* [The data]:
========================
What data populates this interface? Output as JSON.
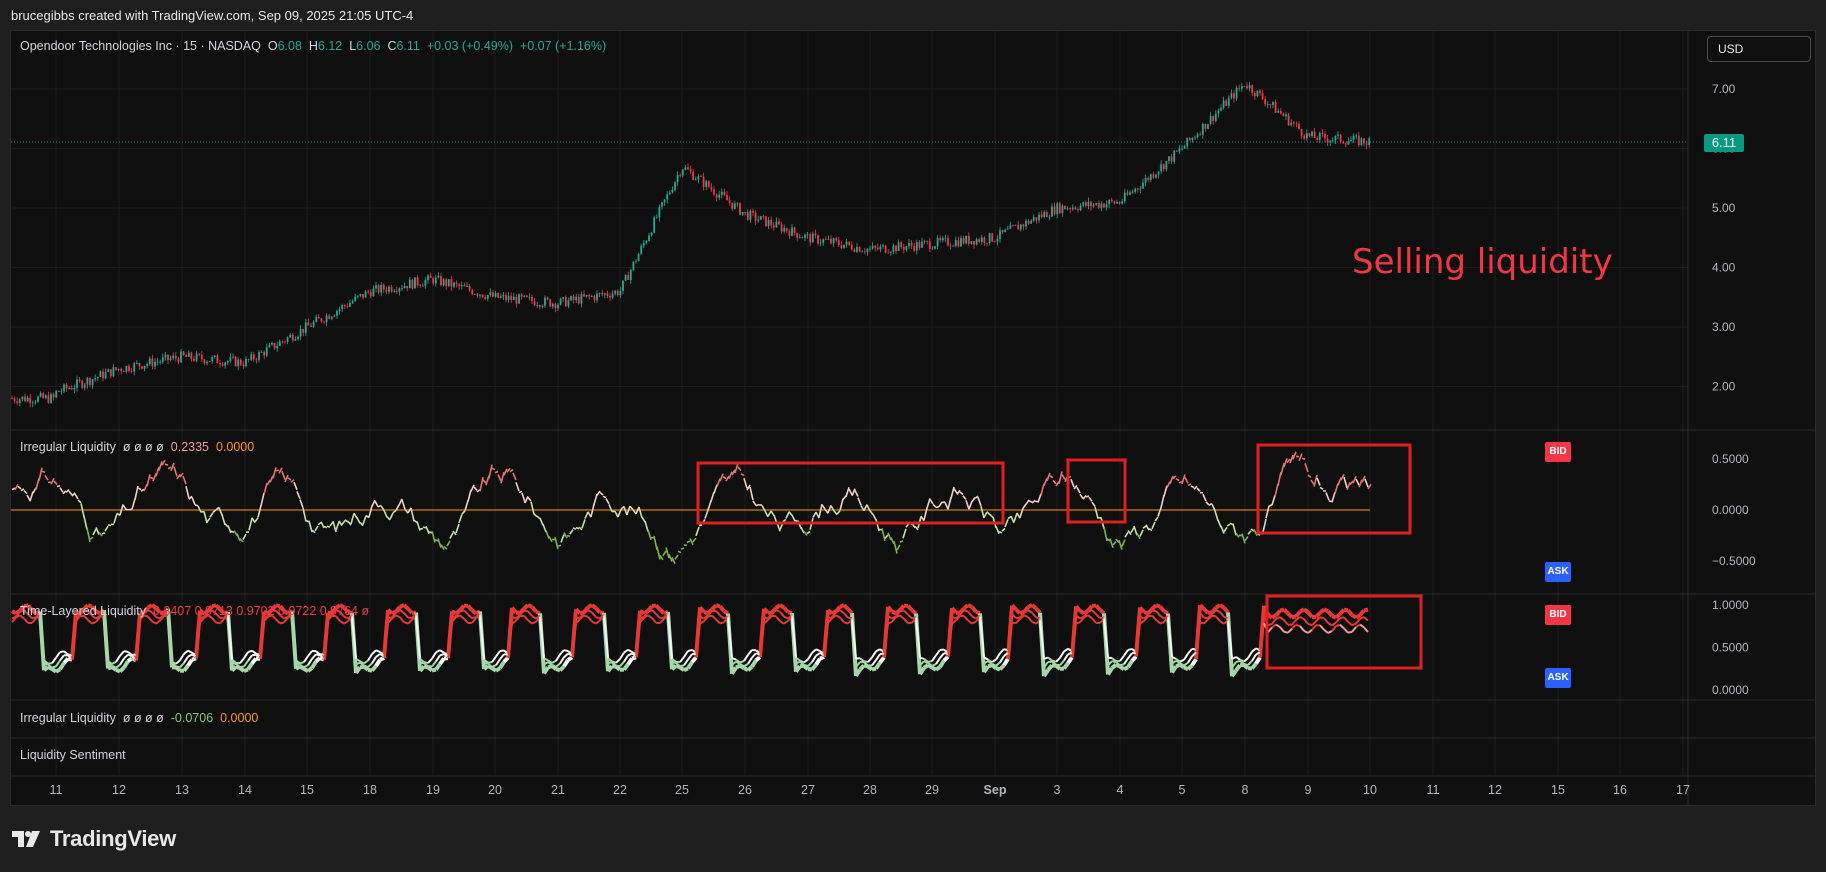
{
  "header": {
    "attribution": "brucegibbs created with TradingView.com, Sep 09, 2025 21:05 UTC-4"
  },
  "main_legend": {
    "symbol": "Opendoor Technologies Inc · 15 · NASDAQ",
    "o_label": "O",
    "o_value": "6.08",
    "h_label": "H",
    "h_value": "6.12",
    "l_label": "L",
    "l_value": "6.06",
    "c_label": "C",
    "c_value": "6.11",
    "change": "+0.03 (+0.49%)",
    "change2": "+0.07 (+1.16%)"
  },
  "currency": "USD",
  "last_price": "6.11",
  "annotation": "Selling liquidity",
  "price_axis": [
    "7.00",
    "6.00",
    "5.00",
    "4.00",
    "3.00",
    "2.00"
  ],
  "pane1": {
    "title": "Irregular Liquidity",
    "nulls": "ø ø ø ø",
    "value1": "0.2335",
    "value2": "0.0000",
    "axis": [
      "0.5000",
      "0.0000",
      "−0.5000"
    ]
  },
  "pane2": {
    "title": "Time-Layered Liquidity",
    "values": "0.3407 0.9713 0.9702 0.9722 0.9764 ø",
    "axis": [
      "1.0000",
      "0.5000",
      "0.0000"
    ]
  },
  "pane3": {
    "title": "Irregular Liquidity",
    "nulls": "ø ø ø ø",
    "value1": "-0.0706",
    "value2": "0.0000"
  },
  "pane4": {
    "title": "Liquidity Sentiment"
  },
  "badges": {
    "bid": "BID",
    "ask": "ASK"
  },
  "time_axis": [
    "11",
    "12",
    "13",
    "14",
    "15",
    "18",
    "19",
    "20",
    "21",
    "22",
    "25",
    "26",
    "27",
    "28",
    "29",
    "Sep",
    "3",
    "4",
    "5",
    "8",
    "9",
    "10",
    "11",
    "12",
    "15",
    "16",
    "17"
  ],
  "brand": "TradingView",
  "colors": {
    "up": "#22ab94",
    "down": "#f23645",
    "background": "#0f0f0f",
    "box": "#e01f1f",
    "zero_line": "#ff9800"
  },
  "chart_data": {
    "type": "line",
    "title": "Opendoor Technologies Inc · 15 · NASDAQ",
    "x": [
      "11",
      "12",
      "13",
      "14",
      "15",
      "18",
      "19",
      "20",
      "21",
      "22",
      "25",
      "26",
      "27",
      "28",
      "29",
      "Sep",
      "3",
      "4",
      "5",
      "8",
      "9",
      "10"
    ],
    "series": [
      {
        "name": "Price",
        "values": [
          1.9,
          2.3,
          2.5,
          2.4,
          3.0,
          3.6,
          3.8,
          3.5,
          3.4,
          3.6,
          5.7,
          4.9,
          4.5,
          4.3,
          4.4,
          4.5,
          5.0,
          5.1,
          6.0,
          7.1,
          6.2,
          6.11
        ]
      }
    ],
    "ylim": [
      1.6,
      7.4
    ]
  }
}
========================
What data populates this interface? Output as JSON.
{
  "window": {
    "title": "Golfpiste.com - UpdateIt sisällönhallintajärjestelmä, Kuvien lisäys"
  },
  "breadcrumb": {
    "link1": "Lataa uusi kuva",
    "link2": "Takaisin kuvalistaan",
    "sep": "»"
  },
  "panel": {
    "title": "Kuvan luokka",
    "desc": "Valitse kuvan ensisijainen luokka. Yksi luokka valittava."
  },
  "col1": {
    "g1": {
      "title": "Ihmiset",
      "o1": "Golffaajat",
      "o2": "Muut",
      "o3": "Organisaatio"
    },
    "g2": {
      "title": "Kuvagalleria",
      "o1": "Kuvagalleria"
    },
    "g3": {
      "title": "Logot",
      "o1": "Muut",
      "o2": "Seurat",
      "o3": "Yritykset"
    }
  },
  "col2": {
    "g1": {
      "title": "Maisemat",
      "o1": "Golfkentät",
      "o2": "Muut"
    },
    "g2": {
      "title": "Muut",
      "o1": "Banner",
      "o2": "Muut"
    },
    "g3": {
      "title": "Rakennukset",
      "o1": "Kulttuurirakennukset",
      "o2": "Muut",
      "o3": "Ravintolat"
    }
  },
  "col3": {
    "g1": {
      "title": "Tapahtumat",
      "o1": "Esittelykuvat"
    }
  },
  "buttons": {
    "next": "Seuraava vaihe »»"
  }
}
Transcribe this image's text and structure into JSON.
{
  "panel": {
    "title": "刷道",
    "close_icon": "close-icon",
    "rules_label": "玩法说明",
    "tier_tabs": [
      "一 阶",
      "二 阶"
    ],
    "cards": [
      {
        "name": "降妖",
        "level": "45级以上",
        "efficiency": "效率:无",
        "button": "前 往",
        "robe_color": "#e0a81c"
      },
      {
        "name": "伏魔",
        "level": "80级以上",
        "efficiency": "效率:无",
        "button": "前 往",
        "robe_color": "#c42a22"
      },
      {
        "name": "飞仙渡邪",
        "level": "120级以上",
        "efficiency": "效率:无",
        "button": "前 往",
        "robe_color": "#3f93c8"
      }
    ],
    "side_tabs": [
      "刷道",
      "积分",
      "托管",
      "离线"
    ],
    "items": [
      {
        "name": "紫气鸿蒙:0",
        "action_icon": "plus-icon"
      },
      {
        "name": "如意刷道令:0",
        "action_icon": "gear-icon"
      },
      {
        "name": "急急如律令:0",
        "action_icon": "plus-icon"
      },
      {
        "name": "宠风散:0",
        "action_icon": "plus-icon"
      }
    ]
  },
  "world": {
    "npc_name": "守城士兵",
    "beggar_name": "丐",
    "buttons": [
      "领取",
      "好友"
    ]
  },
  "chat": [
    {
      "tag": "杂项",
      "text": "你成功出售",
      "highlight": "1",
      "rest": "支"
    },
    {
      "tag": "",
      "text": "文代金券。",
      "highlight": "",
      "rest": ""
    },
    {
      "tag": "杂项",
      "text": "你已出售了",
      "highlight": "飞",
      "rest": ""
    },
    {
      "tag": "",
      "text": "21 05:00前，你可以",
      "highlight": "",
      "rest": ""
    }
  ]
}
========================
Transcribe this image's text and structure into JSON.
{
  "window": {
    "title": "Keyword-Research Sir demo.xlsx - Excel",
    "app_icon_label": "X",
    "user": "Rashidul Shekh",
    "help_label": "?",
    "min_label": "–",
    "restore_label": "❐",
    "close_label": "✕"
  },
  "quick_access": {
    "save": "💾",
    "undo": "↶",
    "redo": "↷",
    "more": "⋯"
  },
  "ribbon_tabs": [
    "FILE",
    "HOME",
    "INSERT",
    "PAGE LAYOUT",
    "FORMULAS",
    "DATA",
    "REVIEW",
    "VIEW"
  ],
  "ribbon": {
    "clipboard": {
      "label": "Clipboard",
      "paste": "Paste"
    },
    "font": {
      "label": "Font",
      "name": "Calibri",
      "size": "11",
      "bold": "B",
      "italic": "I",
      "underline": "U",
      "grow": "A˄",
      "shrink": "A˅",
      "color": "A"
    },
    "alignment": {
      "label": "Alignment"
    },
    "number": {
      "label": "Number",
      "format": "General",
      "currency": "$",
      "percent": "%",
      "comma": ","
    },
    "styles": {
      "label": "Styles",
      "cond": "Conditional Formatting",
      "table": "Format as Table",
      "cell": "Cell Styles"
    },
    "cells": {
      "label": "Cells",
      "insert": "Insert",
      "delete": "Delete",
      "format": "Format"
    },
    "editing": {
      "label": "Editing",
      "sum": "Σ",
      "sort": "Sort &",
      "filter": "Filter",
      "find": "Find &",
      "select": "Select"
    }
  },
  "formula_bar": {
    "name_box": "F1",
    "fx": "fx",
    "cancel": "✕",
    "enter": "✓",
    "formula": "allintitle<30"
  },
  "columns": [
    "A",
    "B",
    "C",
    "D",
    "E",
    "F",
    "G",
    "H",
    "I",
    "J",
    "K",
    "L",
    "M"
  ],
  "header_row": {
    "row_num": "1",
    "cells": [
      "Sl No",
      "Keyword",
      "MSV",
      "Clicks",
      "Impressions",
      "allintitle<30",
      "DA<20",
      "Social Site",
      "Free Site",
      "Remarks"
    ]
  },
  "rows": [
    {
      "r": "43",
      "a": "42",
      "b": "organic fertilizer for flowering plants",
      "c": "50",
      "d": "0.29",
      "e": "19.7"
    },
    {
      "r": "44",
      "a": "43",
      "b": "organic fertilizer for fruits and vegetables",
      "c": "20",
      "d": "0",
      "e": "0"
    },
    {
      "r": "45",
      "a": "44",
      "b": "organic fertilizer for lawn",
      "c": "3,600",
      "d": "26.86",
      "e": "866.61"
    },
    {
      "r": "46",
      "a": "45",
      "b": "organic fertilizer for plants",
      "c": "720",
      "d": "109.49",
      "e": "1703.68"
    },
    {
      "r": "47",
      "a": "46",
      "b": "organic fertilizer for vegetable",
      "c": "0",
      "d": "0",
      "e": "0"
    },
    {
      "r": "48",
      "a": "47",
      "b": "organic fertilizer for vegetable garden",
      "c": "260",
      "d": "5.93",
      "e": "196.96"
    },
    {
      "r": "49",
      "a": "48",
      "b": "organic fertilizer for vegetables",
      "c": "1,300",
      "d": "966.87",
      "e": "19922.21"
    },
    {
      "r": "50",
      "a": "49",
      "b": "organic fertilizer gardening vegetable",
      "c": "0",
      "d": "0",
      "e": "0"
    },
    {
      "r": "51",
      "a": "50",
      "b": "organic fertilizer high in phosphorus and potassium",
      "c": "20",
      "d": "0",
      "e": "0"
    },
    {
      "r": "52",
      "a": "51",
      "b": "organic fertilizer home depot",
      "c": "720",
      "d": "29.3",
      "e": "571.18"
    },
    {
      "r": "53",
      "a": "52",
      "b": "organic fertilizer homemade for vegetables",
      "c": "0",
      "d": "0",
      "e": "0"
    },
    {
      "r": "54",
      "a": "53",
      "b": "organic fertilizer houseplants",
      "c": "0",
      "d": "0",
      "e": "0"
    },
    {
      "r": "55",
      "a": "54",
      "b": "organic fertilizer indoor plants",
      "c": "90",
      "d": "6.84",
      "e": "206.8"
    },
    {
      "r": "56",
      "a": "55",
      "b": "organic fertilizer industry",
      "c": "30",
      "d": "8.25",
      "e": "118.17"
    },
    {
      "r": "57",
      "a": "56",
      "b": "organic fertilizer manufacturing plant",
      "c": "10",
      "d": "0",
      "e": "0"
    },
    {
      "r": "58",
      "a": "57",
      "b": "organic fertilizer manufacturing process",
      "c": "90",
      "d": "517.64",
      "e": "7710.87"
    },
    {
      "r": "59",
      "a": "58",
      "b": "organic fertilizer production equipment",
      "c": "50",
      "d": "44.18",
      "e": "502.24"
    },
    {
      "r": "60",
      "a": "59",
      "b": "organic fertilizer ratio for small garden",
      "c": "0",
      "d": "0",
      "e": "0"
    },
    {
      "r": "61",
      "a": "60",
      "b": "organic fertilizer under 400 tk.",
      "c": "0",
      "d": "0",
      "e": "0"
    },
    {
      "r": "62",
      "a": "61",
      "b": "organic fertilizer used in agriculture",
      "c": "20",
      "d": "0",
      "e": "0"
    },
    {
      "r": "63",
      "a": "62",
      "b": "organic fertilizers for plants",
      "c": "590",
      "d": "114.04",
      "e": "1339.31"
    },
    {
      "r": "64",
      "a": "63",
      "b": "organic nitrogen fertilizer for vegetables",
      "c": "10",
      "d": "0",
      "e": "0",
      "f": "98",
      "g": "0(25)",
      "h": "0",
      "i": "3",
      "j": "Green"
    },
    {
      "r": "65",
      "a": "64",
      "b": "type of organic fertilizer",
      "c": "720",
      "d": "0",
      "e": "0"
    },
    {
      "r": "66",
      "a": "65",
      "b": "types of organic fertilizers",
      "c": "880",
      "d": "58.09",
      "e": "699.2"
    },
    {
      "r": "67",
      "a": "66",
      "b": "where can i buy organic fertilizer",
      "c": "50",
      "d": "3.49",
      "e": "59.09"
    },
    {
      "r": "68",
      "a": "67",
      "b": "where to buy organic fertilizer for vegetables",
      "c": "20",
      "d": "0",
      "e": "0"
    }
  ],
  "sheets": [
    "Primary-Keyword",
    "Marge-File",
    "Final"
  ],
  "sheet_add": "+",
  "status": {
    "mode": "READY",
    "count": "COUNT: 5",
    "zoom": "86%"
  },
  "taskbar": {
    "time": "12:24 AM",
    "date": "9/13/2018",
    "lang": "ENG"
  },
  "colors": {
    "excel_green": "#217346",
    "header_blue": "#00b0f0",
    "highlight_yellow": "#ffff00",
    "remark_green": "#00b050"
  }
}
========================
* [Exercise aim]:
Lines holding the word "level" should be counted across the entries; state only how many there are.

* [Problem solution]:
3